— Begin —

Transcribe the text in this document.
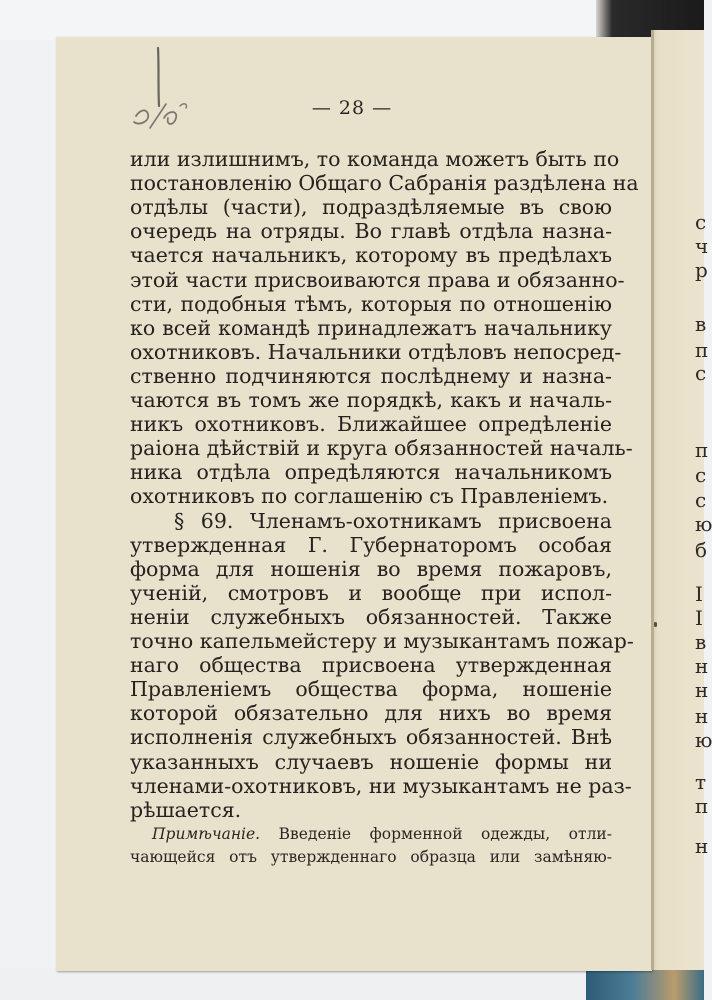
— 28 —
или излишнимъ, то команда можетъ быть по
постановленію Общаго Сабранія раздѣлена на
отдѣлы (части), подраздѣляемые въ свою
очередь на отряды. Во главѣ отдѣла назна-
чается начальникъ, которому въ предѣлахъ
этой части присвоиваются права и обязанно-
сти, подобныя тѣмъ, которыя по отношенію
ко всей командѣ принадлежатъ начальнику
охотниковъ. Начальники отдѣловъ непосред-
ственно подчиняются послѣднему и назна-
чаются въ томъ же порядкѣ, какъ и началь-
никъ охотниковъ. Ближайшее опредѣленіе
раіона дѣйствій и круга обязанностей началь-
ника отдѣла опредѣляются начальникомъ
охотниковъ по соглашенію съ Правленіемъ.
§ 69. Членамъ-охотникамъ присвоена
утвержденная Г. Губернаторомъ особая
форма для ношенія во время пожаровъ,
ученій, смотровъ и вообще при испол-
неніи служебныхъ обязанностей. Также
точно капельмейстеру и музыкантамъ пожар-
наго общества присвоена утвержденная
Правленіемъ общества форма, ношеніе
которой обязательно для нихъ во время
исполненія служебныхъ обязанностей. Внѣ
указанныхъ случаевъ ношеніе формы ни
членами-охотниковъ, ни музыкантамъ не раз-
рѣшается.
Примѣчаніе. Введеніе форменной одежды, отли-
чающейся отъ утвержденнаго образца или замѣняю-
с
ч
р
в
п
с
п
с
с
ю
б
I
I
в
н
н
н
ю
т
п
н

— End —

_REQUIRED TASK_
Scan the material for lines with the word "общества", and copy each line you find.

_TASK ANSWER_
наго общества присвоена утвержденная
Правленіемъ общества форма, ношеніе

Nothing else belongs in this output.